* AIM: Copy out every line in the entries below that includes "inom".

* DATA TO USE:
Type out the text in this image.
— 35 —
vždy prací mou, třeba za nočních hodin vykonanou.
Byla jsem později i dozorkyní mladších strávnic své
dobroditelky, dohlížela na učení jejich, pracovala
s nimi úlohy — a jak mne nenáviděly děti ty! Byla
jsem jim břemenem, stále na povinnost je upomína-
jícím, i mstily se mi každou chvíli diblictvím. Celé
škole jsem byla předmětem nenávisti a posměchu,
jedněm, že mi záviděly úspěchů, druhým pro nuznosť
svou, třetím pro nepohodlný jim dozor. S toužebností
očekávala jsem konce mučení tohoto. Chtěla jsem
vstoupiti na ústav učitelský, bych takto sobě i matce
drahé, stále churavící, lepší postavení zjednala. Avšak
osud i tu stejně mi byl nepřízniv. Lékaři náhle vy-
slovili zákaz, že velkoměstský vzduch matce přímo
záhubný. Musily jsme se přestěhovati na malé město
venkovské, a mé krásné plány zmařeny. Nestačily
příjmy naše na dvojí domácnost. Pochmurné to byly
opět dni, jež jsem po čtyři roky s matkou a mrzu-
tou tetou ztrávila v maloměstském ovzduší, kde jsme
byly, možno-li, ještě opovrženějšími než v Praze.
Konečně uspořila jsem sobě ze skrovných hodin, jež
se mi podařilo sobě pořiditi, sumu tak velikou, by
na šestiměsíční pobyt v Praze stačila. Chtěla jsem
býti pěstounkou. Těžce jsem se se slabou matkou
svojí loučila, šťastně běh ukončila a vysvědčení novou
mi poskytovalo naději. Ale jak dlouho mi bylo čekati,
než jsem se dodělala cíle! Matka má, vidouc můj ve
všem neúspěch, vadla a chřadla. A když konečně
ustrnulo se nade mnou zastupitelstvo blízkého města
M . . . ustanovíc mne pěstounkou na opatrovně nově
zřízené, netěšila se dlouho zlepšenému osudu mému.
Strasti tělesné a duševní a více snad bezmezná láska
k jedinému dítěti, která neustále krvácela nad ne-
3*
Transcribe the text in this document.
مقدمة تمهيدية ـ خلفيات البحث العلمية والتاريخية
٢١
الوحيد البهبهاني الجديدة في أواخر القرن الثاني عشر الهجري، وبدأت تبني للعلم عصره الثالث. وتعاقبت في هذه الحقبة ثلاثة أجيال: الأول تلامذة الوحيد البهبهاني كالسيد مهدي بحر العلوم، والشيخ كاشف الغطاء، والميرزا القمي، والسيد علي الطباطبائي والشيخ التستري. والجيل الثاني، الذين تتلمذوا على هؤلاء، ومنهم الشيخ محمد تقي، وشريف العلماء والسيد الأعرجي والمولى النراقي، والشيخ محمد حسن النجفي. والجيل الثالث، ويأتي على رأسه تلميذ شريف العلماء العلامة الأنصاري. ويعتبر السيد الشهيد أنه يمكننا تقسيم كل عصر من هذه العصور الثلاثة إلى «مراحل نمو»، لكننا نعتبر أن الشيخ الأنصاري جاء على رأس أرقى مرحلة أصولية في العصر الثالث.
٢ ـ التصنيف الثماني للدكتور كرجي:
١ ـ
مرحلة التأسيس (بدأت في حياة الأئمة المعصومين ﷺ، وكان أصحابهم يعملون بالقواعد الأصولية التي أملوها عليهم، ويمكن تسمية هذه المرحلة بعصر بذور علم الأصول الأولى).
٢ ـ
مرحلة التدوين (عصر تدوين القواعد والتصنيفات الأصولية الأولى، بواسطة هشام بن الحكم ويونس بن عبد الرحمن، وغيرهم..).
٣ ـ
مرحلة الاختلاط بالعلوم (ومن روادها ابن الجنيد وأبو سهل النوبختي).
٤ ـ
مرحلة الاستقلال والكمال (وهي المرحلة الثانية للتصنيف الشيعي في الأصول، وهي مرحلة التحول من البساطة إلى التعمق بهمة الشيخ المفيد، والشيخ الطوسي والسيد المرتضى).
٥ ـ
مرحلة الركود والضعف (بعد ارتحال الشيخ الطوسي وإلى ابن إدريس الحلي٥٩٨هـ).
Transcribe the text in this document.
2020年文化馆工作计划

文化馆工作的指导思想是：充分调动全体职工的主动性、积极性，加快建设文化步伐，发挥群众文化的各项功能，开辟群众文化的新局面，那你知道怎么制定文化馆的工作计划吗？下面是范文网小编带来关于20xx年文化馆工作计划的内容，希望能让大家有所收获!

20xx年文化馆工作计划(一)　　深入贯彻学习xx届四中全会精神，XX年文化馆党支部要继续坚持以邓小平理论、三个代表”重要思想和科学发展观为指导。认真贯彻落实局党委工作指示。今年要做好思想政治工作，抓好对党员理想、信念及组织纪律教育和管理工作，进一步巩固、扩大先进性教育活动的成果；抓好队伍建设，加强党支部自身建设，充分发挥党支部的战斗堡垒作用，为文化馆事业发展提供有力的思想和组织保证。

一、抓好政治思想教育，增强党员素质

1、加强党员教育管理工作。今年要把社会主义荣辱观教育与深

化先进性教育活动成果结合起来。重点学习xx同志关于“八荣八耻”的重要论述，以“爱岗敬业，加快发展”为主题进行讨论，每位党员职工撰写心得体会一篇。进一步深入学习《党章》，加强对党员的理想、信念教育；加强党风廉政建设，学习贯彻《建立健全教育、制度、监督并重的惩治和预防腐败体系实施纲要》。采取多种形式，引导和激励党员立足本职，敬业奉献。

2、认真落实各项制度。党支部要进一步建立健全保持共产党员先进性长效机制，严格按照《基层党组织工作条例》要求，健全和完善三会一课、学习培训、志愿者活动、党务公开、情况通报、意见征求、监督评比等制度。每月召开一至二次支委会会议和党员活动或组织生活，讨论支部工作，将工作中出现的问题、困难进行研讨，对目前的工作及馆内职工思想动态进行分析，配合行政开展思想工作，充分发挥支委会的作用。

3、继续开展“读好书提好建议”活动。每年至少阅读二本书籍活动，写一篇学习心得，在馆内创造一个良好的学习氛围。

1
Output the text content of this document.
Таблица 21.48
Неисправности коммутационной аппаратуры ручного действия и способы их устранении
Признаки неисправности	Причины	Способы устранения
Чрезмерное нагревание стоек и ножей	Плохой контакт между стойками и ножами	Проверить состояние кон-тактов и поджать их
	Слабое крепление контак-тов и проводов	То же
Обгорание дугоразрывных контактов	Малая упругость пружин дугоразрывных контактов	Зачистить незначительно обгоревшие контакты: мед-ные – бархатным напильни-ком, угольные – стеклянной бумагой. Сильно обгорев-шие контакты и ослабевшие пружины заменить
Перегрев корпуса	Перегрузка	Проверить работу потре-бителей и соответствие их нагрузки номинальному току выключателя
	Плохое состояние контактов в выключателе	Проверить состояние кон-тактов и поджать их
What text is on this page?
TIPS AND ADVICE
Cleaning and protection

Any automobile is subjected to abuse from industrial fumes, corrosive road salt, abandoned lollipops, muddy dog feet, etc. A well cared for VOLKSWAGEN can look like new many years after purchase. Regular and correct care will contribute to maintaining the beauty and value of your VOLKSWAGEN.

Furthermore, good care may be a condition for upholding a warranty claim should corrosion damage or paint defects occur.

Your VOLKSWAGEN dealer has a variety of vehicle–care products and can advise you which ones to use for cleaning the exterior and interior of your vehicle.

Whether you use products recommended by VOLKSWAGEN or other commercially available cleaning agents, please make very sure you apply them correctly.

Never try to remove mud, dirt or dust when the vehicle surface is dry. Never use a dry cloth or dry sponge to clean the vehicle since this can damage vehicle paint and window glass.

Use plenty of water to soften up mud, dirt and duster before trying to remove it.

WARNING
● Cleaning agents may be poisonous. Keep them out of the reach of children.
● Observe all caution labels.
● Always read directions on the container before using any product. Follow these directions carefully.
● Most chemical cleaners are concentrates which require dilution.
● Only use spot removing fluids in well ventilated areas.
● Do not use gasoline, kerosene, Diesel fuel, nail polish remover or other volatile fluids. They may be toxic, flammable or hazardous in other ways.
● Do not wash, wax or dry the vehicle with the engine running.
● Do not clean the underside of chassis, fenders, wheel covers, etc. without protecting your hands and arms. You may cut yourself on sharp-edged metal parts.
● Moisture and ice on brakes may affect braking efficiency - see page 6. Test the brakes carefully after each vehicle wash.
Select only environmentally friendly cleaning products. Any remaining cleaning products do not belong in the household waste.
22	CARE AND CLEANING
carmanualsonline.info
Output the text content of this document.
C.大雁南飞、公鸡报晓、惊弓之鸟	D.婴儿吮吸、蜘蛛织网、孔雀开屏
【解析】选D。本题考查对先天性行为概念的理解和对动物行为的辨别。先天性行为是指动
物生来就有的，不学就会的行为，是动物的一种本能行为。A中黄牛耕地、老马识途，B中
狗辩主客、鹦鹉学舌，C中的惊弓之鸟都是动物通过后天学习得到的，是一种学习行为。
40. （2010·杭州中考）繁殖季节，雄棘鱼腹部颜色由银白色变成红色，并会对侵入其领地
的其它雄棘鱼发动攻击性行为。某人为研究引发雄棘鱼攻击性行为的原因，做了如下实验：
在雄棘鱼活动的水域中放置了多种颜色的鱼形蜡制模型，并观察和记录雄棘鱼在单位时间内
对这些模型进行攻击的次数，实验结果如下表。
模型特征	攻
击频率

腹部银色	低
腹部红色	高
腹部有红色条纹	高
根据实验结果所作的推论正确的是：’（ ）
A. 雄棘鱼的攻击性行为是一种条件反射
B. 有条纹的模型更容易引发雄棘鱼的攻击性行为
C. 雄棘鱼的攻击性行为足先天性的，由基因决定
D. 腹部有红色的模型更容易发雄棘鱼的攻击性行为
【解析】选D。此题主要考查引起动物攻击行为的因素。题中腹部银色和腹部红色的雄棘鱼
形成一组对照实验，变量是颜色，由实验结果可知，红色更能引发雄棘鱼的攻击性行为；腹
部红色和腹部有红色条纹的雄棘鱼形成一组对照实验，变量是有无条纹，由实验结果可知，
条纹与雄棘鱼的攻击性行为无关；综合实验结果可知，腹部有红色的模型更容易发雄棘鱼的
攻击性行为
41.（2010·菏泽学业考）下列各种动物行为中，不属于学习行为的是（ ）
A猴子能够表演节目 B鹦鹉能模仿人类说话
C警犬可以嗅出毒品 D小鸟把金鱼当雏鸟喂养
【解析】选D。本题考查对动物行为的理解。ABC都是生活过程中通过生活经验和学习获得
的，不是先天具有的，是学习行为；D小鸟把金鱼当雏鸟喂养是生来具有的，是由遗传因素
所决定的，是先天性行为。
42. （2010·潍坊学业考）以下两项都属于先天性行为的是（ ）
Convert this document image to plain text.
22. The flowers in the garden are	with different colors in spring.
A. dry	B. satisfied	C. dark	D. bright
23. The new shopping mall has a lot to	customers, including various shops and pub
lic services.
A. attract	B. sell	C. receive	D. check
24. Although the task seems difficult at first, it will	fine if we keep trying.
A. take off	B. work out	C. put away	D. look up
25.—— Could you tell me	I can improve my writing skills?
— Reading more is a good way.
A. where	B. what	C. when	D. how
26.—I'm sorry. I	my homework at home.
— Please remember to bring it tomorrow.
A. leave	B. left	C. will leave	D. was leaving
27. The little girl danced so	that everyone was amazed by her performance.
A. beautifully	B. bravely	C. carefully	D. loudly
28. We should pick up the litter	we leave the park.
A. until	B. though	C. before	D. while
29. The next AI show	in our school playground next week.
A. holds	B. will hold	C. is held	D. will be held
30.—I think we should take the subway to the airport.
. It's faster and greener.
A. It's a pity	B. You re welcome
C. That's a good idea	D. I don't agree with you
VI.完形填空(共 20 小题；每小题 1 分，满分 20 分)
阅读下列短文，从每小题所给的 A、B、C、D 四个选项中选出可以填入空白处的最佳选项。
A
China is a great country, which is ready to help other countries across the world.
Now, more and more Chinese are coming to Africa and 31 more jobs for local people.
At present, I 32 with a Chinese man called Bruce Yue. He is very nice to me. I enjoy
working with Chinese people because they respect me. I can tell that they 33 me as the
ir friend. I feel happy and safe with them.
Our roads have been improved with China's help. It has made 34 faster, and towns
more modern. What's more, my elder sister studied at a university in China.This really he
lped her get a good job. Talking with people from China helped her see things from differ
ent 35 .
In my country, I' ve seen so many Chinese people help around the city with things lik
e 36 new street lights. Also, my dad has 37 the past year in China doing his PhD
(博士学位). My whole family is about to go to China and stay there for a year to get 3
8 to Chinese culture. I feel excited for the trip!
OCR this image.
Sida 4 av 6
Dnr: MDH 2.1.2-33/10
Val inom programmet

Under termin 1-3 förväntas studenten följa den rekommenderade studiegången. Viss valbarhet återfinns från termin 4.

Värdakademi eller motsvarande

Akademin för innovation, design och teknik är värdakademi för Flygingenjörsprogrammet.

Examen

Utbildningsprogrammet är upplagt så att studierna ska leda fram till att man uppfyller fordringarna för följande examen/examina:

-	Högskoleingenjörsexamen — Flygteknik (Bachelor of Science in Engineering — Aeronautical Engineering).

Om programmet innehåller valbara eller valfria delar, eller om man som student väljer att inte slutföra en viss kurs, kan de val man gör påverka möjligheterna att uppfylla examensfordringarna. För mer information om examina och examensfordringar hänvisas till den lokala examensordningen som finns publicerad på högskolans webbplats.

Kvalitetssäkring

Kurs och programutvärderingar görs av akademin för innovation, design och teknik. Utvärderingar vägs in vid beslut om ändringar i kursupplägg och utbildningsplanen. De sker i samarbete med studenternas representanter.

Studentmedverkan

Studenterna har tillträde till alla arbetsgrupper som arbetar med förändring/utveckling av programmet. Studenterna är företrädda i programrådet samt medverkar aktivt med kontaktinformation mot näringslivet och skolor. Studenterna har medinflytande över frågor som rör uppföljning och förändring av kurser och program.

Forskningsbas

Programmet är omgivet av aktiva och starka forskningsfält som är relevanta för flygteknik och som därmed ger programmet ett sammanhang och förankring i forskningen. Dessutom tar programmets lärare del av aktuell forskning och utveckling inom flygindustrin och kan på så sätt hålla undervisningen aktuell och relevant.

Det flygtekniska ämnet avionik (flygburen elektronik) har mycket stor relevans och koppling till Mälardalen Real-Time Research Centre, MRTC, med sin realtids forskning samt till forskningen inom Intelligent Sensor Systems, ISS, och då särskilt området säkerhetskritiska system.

* EXERCISE RESPONSE:
Val inom programmet
Programmet är omgivet av aktiva och starka forskningsfält som är relevanta för flygteknik och som därmed ger programmet ett sammanhang och förankring i forskningen. Dessutom tar programmets lärare del av aktuell forskning och utveckling inom flygindustrin och kan på så sätt hålla undervisningen aktuell och relevant.
Det flygtekniska ämnet avionik (flygburen elektronik) har mycket stor relevans och koppling till Mälardalen Real-Time Research Centre, MRTC, med sin realtids forskning samt till forskningen inom Intelligent Sensor Systems, ISS, och då särskilt området säkerhetskritiska system.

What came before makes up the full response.